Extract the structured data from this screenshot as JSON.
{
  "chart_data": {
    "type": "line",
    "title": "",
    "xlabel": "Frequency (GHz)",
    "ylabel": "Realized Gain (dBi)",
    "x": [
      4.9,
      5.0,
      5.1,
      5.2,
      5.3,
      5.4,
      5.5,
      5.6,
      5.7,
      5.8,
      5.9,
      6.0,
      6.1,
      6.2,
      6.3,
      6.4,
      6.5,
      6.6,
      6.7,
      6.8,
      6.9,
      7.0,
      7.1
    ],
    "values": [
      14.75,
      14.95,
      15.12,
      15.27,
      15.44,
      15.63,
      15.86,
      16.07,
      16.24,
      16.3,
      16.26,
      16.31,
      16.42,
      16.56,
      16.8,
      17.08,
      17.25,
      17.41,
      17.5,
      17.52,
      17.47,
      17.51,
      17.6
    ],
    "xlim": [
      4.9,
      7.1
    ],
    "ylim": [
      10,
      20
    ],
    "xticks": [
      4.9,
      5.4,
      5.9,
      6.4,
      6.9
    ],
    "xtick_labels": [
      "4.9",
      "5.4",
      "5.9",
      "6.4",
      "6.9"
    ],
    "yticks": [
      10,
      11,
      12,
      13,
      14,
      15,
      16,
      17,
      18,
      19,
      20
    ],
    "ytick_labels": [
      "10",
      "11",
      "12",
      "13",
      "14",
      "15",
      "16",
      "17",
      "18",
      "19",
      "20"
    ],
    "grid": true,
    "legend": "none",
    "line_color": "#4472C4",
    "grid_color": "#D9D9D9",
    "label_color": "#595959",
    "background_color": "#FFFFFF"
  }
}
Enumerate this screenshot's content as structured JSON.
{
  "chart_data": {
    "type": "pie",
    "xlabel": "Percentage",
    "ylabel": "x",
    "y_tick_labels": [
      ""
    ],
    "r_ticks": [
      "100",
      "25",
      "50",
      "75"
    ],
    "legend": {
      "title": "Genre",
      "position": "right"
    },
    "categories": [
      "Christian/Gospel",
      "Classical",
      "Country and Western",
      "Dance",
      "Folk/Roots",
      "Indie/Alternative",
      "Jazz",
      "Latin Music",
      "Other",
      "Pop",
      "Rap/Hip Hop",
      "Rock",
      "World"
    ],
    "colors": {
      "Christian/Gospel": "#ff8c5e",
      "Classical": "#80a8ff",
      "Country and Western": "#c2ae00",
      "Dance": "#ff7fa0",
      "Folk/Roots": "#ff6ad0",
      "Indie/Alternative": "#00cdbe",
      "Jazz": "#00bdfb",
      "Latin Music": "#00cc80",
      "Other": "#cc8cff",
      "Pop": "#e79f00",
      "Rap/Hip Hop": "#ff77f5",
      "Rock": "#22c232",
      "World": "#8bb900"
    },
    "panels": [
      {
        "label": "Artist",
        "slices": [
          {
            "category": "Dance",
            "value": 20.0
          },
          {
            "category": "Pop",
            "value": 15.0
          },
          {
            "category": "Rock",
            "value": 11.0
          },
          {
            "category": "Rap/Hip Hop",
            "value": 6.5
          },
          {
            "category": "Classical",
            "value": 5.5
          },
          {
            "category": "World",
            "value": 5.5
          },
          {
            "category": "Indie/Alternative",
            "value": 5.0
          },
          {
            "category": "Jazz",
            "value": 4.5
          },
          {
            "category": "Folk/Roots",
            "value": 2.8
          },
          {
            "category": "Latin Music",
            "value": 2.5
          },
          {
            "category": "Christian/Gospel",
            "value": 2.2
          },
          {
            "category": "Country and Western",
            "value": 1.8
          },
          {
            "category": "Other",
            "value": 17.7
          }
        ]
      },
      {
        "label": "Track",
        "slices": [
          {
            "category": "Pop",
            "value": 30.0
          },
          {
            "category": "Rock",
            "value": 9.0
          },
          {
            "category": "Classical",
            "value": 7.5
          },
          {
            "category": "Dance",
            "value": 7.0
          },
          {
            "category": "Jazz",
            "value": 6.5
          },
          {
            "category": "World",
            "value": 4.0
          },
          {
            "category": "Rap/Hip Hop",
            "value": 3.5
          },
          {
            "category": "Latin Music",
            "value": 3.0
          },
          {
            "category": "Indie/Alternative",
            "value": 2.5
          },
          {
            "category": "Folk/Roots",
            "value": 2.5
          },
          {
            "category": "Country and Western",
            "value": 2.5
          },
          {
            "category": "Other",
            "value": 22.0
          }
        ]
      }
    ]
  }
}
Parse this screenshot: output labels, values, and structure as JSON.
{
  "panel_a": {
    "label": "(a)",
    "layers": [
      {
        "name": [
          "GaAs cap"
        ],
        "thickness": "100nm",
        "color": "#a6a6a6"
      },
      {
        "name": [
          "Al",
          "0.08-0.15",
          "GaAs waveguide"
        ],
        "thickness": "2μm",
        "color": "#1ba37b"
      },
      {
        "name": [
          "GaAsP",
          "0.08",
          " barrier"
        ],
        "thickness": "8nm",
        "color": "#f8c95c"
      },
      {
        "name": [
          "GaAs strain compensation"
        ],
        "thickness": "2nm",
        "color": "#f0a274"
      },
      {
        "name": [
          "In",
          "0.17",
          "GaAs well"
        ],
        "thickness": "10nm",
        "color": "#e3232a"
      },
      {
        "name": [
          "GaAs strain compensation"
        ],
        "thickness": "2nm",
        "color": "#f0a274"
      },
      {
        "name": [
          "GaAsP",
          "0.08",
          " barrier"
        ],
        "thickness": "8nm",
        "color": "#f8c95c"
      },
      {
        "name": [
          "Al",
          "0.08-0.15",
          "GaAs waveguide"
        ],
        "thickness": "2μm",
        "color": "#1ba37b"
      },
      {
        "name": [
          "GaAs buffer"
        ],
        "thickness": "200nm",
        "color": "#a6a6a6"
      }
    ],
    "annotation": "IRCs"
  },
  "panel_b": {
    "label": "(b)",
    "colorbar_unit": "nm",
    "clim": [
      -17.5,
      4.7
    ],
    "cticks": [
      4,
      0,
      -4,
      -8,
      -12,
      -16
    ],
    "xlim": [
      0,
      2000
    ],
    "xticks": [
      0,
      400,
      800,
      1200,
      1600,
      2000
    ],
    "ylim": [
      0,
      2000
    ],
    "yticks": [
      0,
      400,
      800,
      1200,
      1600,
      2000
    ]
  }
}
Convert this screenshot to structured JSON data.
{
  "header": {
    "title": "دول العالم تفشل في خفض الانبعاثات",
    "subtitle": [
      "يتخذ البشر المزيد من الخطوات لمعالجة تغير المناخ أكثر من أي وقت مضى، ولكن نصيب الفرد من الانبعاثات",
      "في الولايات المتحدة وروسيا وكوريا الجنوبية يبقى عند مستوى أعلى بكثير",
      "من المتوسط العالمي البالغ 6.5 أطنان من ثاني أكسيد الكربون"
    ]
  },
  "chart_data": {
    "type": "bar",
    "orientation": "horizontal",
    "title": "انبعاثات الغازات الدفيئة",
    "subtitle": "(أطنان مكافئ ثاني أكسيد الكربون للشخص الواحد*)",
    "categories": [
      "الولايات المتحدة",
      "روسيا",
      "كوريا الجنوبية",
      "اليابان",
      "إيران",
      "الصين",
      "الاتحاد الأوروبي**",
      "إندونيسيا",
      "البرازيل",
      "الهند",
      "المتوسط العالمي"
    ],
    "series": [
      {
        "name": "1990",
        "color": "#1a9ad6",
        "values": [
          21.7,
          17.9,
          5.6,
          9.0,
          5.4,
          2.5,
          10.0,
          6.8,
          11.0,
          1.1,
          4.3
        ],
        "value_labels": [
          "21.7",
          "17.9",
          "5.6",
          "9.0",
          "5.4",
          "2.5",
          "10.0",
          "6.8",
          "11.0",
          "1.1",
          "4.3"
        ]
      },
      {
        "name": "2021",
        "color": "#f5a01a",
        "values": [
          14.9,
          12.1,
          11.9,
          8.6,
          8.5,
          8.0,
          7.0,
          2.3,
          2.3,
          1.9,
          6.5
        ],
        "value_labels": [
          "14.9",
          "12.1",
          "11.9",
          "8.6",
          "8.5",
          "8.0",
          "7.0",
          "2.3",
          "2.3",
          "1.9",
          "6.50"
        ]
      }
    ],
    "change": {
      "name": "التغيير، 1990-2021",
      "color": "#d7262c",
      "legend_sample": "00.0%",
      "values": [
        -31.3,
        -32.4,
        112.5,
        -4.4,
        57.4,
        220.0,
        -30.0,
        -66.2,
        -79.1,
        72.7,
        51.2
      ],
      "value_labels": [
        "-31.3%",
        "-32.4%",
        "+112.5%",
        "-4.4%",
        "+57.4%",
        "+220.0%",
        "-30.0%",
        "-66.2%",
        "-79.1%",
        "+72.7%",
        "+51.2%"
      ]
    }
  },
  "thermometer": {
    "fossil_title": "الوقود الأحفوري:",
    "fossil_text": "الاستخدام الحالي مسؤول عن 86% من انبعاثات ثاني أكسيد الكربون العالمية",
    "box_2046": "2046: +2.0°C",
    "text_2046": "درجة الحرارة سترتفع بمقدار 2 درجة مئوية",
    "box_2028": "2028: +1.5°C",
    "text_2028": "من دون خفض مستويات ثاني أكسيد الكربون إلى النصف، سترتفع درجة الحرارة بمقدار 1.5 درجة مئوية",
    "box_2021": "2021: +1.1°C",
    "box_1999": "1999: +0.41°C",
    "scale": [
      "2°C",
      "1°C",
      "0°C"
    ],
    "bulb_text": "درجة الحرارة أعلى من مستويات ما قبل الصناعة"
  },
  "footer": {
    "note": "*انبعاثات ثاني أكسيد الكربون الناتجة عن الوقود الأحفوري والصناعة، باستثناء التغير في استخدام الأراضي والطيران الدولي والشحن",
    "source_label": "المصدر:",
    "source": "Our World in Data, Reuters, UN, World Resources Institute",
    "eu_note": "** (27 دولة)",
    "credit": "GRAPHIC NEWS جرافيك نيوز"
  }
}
□ □ □ □ □
* [Exercise details]: Each line that holds the word "Indie" is to be copied.

* [Problem solution]:
      "Indie/Alternative",
      "Indie/Alternative": "#00cdbe",
            "category": "Indie/Alternative",
            "category": "Indie/Alternative",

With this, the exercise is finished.